• [TESTO FORNITO]:
IL TARGET DI INFLAZIONE – Il target di inflazione al 2% dovrà essere raggiunto “al più presto” tramite la duplicazione della base monetaria, che passerà dagli attuali 138.000 miliardi di yen (28% del Pil 2012) a 270.000 miliardi di yen (56% del Pil) a fine 2014, con un’espansione tra i 60.000 e i 70.000 miliardi di nuova base monetaria per anno nei prossimi due anni a partire già da quest’anno.
INONDARE IL SISTEMA DI LIQUIDITA’ – L’obiettivo della manovra è quello di inondare di liquidità il sistema, indebolire il cambio e ridare spazio ai margini di profitto dell’industria esportatrice, spingere le aspettative di inflazione al rialzo e spingere i consumatori a consumare di più anziché attendere il futuro ribasso dei prezzi assicurato da una consolidata deflazione pluriennale. Se ci saranno maggiori consumi le imprese aumenteranno profitti e occupazione e con essa avremo anche maggiore inflazione salariale creando un circolo virtuoso.
POSSIBILI IMPATTI NEGATIVI SULLE FAMIGLIE – Ora rimane da vedere se la terapia funzionerà, ossia se passare dal 28% del Pil di reflazione monetaria, che produce comunque deflazione da anni, al 56% riuscirà a portare più inflazione. Il problema, conclude Vitolo, è che se con la debolezza dello yen le imprese non torneranno a fare utili e a distribuirli sotto forma di maggiori salari, l’inflazione eroderà i redditi reali e il tenore di vita dei giapponesi si comprimerà in un circolo vizioso di sempre più ridotti consumi.

• [COMPITI ED ESERCIZI]:
[1] Nel testo sulla politica monetaria giapponese, quale livello dovrà raggiungere la base monetaria a fine 2014?
[2] Trascrivi parola per parola il testo sulla politica monetaria giapponese da "INONDARE IL SISTEMA" a "un circolo virtuoso.".

• [VOCI FORNITE]:
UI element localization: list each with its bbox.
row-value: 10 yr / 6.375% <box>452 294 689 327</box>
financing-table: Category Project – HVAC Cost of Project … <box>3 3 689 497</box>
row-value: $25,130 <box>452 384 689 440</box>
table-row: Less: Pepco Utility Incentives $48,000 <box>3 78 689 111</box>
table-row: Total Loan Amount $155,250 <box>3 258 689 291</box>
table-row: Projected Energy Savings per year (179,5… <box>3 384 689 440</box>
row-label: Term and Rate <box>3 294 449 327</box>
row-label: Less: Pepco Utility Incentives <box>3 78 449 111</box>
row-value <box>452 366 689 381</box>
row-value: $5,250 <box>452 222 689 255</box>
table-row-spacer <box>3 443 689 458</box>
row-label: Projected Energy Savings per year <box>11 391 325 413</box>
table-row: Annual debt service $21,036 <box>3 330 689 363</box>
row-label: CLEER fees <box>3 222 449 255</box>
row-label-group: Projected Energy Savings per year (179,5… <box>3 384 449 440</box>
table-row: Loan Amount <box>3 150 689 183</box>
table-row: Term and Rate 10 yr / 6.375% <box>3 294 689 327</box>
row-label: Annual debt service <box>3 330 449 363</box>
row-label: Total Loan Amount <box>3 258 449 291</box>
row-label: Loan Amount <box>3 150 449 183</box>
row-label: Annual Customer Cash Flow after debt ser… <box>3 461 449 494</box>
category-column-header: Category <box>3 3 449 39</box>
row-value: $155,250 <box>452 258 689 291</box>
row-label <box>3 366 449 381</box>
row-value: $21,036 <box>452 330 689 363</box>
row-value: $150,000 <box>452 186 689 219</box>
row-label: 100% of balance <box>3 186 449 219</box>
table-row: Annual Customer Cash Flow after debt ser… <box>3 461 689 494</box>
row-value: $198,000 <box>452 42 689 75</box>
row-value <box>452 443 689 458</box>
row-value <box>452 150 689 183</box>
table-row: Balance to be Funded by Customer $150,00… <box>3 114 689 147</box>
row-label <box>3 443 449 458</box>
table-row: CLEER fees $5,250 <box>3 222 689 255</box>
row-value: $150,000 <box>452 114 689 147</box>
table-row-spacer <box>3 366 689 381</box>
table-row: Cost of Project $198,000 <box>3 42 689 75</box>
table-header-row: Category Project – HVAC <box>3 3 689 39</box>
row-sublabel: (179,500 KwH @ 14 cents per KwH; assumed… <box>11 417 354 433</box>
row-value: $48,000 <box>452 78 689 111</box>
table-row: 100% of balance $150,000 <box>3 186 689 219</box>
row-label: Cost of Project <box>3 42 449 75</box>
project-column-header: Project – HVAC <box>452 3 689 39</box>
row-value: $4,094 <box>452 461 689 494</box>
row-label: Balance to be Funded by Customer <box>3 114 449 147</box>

• [RISPOSTE PER NUMERO]:
[1] 270.000 miliardi di yen, pari al 56% del Pil.

[2]
INONDARE IL SISTEMA DI LIQUIDITA’ – L’obiettivo della manovra è quello di inondare di liquidità il sistema, indebolire il cambio e ridare spazio ai margini di profitto dell’industria esportatrice, spingere le aspettative di inflazione al rialzo e spingere i consumatori a consumare di più anziché attendere il futuro ribasso dei prezzi assicurato da una consolidata deflazione pluriennale. Se ci saranno maggiori consumi le imprese aumenteranno profitti e occupazione e con essa avremo anche maggiore inflazione salariale creando un circolo virtuoso.